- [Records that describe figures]
= = =
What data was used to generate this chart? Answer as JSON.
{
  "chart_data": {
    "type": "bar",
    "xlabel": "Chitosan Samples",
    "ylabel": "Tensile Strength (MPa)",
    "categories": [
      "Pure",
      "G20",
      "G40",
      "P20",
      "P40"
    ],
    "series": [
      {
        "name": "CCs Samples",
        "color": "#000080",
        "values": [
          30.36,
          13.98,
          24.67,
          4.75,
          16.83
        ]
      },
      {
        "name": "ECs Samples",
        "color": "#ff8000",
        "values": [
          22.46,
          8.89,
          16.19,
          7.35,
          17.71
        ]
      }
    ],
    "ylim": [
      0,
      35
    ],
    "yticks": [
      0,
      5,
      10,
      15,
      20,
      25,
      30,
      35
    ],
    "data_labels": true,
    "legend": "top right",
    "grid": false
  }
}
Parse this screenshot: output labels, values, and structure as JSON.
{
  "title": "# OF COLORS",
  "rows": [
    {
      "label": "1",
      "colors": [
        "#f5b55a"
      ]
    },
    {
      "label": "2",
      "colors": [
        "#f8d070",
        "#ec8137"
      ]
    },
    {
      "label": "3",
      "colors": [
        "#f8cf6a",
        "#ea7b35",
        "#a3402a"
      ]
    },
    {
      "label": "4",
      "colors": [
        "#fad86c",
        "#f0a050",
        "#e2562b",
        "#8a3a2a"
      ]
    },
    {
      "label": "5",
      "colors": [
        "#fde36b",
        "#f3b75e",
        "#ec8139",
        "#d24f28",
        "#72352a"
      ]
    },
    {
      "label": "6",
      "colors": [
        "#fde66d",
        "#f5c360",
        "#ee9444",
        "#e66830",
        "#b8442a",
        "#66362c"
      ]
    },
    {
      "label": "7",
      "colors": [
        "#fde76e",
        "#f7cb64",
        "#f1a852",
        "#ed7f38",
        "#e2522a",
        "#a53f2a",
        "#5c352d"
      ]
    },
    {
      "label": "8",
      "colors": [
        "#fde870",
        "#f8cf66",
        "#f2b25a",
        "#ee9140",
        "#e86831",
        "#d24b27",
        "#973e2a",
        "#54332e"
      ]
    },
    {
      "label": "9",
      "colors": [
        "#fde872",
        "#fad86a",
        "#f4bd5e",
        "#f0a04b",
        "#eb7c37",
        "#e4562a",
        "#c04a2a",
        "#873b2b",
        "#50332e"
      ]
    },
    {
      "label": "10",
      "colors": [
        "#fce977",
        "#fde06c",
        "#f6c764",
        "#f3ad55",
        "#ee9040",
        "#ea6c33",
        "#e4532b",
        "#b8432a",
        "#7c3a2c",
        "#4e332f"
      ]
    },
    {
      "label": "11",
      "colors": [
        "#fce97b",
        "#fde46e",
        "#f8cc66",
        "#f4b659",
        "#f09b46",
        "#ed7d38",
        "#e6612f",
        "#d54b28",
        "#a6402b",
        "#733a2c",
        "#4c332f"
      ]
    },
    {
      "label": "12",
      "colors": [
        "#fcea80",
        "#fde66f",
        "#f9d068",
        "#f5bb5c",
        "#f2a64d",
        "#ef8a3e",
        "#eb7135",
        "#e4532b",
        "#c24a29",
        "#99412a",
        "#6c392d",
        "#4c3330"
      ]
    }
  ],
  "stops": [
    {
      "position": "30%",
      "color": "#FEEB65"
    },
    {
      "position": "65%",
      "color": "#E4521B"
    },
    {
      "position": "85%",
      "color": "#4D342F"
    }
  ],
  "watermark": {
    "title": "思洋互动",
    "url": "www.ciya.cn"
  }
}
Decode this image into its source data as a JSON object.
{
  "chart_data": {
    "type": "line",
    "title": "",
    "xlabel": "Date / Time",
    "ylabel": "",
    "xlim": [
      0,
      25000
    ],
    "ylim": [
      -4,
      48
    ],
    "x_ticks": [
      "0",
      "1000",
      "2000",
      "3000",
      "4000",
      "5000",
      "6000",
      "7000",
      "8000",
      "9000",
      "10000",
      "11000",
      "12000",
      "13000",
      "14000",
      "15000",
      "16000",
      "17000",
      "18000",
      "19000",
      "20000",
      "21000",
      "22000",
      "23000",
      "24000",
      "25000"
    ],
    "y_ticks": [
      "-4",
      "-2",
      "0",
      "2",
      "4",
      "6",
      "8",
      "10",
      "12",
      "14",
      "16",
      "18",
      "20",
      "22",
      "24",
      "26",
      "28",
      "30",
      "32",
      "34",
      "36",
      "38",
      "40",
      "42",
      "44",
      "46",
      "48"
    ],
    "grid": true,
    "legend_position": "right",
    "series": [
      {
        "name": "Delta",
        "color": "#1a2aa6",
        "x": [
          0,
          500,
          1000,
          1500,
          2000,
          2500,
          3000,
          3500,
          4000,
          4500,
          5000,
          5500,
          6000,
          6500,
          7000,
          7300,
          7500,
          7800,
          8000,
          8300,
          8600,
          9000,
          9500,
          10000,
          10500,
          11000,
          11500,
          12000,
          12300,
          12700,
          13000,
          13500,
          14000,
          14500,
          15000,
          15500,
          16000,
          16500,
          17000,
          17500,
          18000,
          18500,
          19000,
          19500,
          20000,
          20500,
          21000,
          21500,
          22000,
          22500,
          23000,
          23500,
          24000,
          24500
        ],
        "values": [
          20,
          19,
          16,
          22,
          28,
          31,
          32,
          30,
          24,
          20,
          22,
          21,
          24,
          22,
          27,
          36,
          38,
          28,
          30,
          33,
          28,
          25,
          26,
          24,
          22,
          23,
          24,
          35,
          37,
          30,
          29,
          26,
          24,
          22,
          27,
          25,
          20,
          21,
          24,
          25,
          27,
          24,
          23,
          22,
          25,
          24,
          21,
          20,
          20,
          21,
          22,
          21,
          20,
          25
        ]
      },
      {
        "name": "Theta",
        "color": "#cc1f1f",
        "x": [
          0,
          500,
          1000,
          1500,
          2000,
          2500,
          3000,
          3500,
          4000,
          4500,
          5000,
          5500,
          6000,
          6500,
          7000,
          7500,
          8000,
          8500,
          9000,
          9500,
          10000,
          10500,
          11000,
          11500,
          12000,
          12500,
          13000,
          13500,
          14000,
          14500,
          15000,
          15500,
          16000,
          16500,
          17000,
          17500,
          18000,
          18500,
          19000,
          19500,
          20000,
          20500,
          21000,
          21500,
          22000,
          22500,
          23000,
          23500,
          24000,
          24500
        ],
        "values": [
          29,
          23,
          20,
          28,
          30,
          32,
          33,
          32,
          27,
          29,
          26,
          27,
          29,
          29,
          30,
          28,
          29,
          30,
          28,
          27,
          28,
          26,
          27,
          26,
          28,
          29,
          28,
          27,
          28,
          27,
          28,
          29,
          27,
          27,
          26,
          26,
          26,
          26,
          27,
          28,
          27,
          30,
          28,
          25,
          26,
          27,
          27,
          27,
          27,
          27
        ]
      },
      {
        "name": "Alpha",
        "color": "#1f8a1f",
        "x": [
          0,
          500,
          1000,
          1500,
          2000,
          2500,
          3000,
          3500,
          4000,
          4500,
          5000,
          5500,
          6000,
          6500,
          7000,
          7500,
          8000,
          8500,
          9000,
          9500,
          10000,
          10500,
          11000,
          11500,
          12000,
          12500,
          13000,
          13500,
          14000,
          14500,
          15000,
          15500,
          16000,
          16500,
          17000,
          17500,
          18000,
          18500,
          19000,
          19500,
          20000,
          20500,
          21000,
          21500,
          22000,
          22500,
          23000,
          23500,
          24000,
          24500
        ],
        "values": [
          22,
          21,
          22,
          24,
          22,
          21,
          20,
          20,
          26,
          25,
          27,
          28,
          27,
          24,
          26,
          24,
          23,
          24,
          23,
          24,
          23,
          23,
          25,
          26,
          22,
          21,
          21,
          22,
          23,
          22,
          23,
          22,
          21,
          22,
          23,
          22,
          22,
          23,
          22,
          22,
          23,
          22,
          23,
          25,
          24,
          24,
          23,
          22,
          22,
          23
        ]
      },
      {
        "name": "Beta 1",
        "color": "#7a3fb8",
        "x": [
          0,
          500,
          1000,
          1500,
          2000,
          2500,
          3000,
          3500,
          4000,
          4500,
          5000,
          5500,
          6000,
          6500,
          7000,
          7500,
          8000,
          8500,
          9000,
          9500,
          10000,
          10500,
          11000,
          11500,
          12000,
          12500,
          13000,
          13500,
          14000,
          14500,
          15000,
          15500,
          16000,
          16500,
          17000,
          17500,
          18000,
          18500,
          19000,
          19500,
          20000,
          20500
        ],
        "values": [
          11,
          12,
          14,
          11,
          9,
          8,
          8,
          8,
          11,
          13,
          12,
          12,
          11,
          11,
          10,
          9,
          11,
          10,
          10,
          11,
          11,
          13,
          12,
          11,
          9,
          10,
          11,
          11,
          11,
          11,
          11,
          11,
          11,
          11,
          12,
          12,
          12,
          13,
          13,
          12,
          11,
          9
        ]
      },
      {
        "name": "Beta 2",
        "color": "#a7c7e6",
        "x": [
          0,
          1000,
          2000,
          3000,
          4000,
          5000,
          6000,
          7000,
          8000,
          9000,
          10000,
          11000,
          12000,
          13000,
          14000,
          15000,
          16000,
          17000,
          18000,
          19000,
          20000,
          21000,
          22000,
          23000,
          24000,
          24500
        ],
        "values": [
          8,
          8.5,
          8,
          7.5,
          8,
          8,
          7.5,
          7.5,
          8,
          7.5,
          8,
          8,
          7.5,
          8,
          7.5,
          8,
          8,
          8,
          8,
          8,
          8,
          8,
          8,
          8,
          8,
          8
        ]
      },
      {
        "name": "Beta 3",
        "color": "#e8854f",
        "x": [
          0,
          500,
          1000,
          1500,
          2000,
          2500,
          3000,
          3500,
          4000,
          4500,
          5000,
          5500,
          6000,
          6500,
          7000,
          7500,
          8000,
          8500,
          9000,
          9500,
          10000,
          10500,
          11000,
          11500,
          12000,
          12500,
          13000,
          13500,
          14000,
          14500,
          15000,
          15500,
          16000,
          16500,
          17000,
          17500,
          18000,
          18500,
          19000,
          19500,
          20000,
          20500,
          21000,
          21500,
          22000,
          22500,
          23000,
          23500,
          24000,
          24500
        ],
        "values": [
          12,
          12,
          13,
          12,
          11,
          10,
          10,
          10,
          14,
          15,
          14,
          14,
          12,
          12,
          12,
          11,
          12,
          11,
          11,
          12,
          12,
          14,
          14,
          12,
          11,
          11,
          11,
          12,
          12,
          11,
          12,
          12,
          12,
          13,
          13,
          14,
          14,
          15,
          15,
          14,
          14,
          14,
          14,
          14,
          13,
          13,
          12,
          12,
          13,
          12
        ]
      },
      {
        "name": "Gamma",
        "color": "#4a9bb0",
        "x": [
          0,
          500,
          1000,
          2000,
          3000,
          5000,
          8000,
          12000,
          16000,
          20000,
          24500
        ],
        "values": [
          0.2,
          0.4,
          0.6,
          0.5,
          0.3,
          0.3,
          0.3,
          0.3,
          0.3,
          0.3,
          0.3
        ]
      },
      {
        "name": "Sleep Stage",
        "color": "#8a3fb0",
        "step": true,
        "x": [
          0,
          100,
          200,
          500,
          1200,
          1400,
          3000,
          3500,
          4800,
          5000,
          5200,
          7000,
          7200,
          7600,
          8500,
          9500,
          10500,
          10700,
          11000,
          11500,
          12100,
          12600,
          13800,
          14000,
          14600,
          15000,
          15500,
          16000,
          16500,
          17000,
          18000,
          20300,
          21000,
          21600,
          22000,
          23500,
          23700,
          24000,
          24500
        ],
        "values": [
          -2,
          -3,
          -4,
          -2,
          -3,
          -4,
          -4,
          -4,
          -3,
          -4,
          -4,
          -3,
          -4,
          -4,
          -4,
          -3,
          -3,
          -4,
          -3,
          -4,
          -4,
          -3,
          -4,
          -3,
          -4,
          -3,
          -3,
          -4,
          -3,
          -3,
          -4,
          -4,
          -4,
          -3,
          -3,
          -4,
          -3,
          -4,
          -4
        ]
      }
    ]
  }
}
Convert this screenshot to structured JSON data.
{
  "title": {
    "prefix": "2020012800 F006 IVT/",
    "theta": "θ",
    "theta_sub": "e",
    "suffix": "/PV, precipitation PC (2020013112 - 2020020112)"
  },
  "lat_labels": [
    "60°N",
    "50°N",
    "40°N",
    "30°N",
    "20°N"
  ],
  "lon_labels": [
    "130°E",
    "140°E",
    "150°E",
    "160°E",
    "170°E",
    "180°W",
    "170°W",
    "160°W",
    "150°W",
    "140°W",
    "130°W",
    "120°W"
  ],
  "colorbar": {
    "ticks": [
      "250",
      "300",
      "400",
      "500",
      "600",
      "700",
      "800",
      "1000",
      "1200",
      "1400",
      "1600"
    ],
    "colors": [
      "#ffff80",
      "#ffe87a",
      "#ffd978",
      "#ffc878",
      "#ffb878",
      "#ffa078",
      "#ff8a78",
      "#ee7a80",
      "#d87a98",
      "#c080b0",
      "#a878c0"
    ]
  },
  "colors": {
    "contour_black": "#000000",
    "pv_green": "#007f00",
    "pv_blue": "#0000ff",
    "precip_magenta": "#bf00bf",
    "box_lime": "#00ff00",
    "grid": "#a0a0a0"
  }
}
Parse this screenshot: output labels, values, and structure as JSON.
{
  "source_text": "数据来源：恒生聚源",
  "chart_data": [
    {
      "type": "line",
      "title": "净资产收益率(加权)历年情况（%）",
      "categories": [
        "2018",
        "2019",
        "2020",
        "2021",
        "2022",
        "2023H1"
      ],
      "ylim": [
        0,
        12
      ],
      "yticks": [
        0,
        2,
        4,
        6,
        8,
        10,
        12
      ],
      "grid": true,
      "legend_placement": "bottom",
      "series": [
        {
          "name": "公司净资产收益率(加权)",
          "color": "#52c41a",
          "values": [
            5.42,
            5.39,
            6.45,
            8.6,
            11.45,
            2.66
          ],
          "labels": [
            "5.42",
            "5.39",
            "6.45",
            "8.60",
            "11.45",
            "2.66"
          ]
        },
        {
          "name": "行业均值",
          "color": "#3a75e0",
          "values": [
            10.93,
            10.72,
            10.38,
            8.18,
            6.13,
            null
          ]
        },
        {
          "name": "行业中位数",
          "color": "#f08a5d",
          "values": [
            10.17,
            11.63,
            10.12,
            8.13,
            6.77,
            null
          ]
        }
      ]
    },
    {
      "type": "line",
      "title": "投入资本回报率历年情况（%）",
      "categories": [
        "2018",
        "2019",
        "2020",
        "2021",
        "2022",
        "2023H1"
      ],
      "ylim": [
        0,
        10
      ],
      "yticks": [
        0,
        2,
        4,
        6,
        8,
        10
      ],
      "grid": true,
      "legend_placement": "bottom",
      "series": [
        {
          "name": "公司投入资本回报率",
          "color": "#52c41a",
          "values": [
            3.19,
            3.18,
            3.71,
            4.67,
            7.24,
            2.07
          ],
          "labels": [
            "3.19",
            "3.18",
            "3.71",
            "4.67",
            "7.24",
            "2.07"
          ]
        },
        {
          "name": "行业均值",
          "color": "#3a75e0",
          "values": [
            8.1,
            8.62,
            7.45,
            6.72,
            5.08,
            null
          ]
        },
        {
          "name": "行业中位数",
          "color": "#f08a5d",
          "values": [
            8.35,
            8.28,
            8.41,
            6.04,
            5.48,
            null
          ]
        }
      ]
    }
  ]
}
= = =
Where a line holds "Samples", copy it out.

- [Solution for this problem]
    "xlabel": "Chitosan Samples",
        "name": "CCs Samples",
        "name": "ECs Samples",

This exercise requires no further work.